*The request*: Look over the lines below. Report each one that includes the string "метеорит".

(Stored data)
====
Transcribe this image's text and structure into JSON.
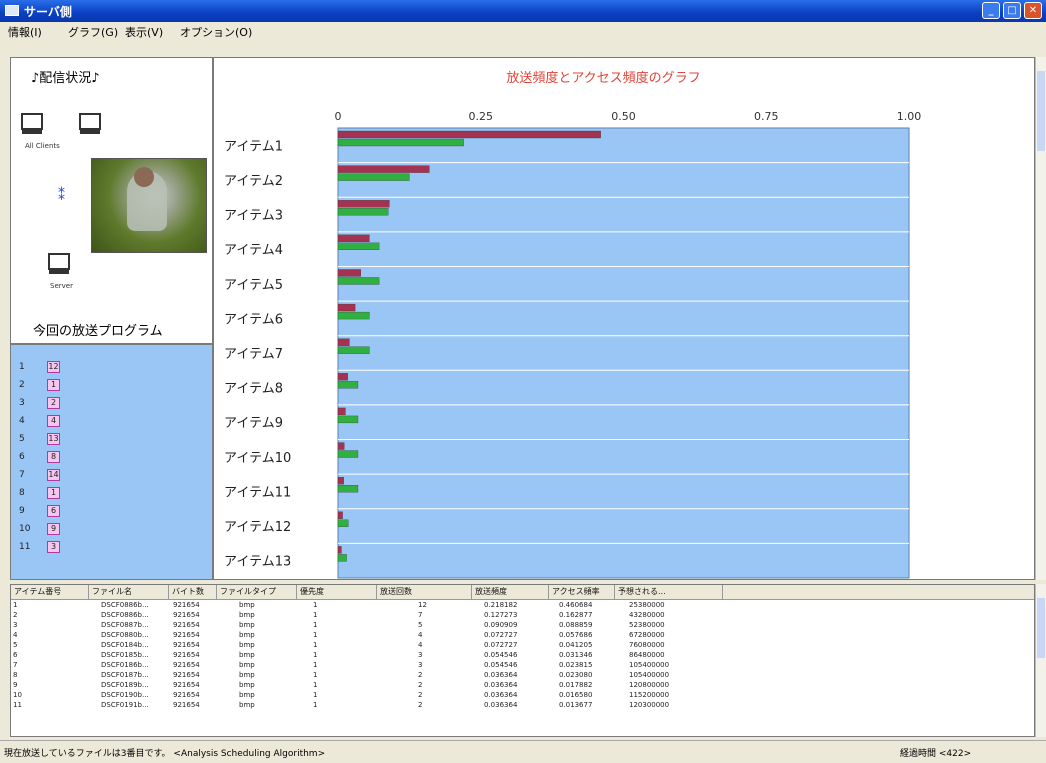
{
  "window": {
    "title": "サーバ側"
  },
  "menu": [
    "情報(I)",
    "グラフ(G)",
    "表示(V)",
    "オプション(O)"
  ],
  "left": {
    "status_title": "♪配信状況♪",
    "all_clients_label": "All Clients",
    "server_label": "Server",
    "program_title": "今回の放送プログラム"
  },
  "program": [
    {
      "n": "1",
      "v": "12"
    },
    {
      "n": "2",
      "v": "1"
    },
    {
      "n": "3",
      "v": "2"
    },
    {
      "n": "4",
      "v": "4"
    },
    {
      "n": "5",
      "v": "13"
    },
    {
      "n": "6",
      "v": "8"
    },
    {
      "n": "7",
      "v": "14"
    },
    {
      "n": "8",
      "v": "1"
    },
    {
      "n": "9",
      "v": "6"
    },
    {
      "n": "10",
      "v": "9"
    },
    {
      "n": "11",
      "v": "3"
    }
  ],
  "chart_data": {
    "type": "bar",
    "orientation": "horizontal",
    "title": "放送頻度とアクセス頻度のグラフ",
    "xlim": [
      0,
      1
    ],
    "ticks": [
      "0",
      "0.25",
      "0.50",
      "0.75",
      "1.00"
    ],
    "categories": [
      "アイテム1",
      "アイテム2",
      "アイテム3",
      "アイテム4",
      "アイテム5",
      "アイテム6",
      "アイテム7",
      "アイテム8",
      "アイテム9",
      "アイテム10",
      "アイテム11",
      "アイテム12",
      "アイテム13"
    ],
    "series": [
      {
        "values": [
          0.46,
          0.16,
          0.09,
          0.055,
          0.04,
          0.03,
          0.02,
          0.017,
          0.013,
          0.011,
          0.01,
          0.008,
          0.006
        ]
      },
      {
        "values": [
          0.22,
          0.125,
          0.088,
          0.072,
          0.072,
          0.055,
          0.055,
          0.035,
          0.035,
          0.035,
          0.035,
          0.018,
          0.015
        ]
      }
    ],
    "colors": [
      "#a33350",
      "#30b040"
    ],
    "plot_background": "#9ac6f5",
    "title_color": "#e0443a",
    "grid": true
  },
  "table": {
    "headers": [
      "アイテム番号",
      "ファイル名",
      "バイト数",
      "ファイルタイプ",
      "優先度",
      "放送回数",
      "放送頻度",
      "アクセス頻率",
      "予想される..."
    ],
    "rows": [
      [
        "1",
        "DSCF0886b...",
        "921654",
        "bmp",
        "1",
        "12",
        "0.218182",
        "0.460684",
        "25380000"
      ],
      [
        "2",
        "DSCF0886b...",
        "921654",
        "bmp",
        "1",
        "7",
        "0.127273",
        "0.162877",
        "43280000"
      ],
      [
        "3",
        "DSCF0887b...",
        "921654",
        "bmp",
        "1",
        "5",
        "0.090909",
        "0.088859",
        "52380000"
      ],
      [
        "4",
        "DSCF0880b...",
        "921654",
        "bmp",
        "1",
        "4",
        "0.072727",
        "0.057686",
        "67280000"
      ],
      [
        "5",
        "DSCF0184b...",
        "921654",
        "bmp",
        "1",
        "4",
        "0.072727",
        "0.041205",
        "76080000"
      ],
      [
        "6",
        "DSCF0185b...",
        "921654",
        "bmp",
        "1",
        "3",
        "0.054546",
        "0.031346",
        "86480000"
      ],
      [
        "7",
        "DSCF0186b...",
        "921654",
        "bmp",
        "1",
        "3",
        "0.054546",
        "0.023815",
        "105400000"
      ],
      [
        "8",
        "DSCF0187b...",
        "921654",
        "bmp",
        "1",
        "2",
        "0.036364",
        "0.023080",
        "105400000"
      ],
      [
        "9",
        "DSCF0189b...",
        "921654",
        "bmp",
        "1",
        "2",
        "0.036364",
        "0.017882",
        "120800000"
      ],
      [
        "10",
        "DSCF0190b...",
        "921654",
        "bmp",
        "1",
        "2",
        "0.036364",
        "0.016580",
        "115200000"
      ],
      [
        "11",
        "DSCF0191b...",
        "921654",
        "bmp",
        "1",
        "2",
        "0.036364",
        "0.013677",
        "120300000"
      ]
    ]
  },
  "status": {
    "message": "現在放送しているファイルは3番目です。 <Analysis Scheduling Algorithm>",
    "right": "経過時間 <422>"
  }
}
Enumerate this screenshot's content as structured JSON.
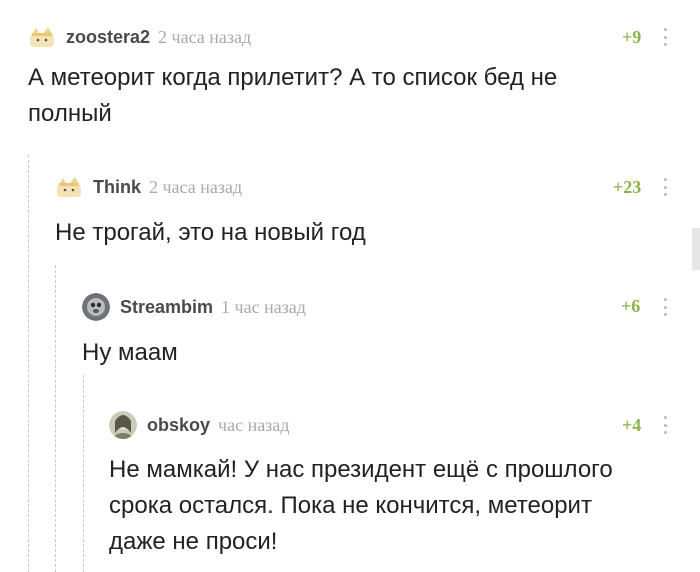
{
  "comments": [
    {
      "username": "zoostera2",
      "time": "2 часа назад",
      "rating": "+9",
      "text_lines": [
        "А метеорит когда прилетит? А то список бед не",
        "полный"
      ],
      "avatar_icon": "sushi-cat-avatar"
    },
    {
      "username": "Think",
      "time": "2 часа назад",
      "rating": "+23",
      "text_lines": [
        "Не трогай, это на новый год"
      ],
      "avatar_icon": "sushi-cat-avatar"
    },
    {
      "username": "Streambim",
      "time": "1 час назад",
      "rating": "+6",
      "text_lines": [
        "Ну маам"
      ],
      "avatar_icon": "animal-photo-avatar"
    },
    {
      "username": "obskoy",
      "time": "час назад",
      "rating": "+4",
      "text_lines": [
        "Не мамкай! У нас президент ещё с прошлого",
        "срока остался. Пока не кончится, метеорит",
        "даже не проси!"
      ],
      "avatar_icon": "portrait-avatar"
    }
  ],
  "colors": {
    "rating": "#8ab34a",
    "username": "#4a4a4a",
    "time": "#a9a9a9",
    "thread_line": "#c8c8c8"
  }
}
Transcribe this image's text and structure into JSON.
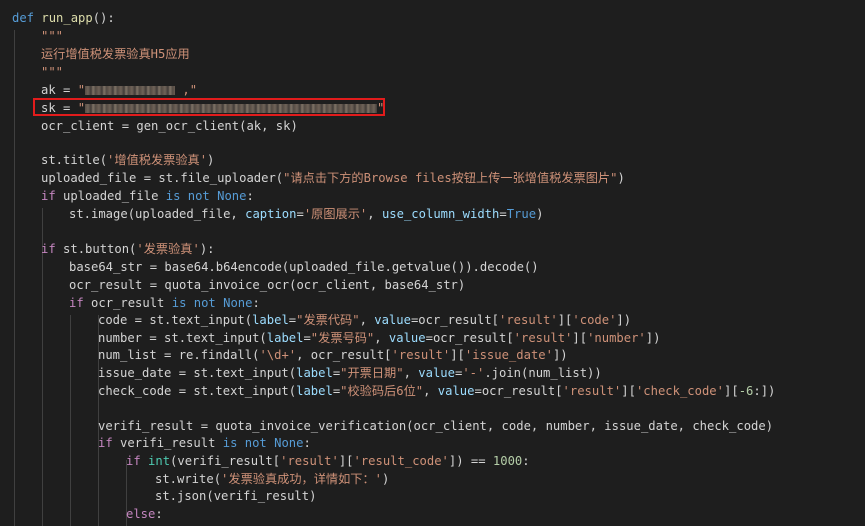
====
*Output*:
        "А метеорит когда прилетит? А то список бед не",
        "срока остался. Пока не кончится, метеорит",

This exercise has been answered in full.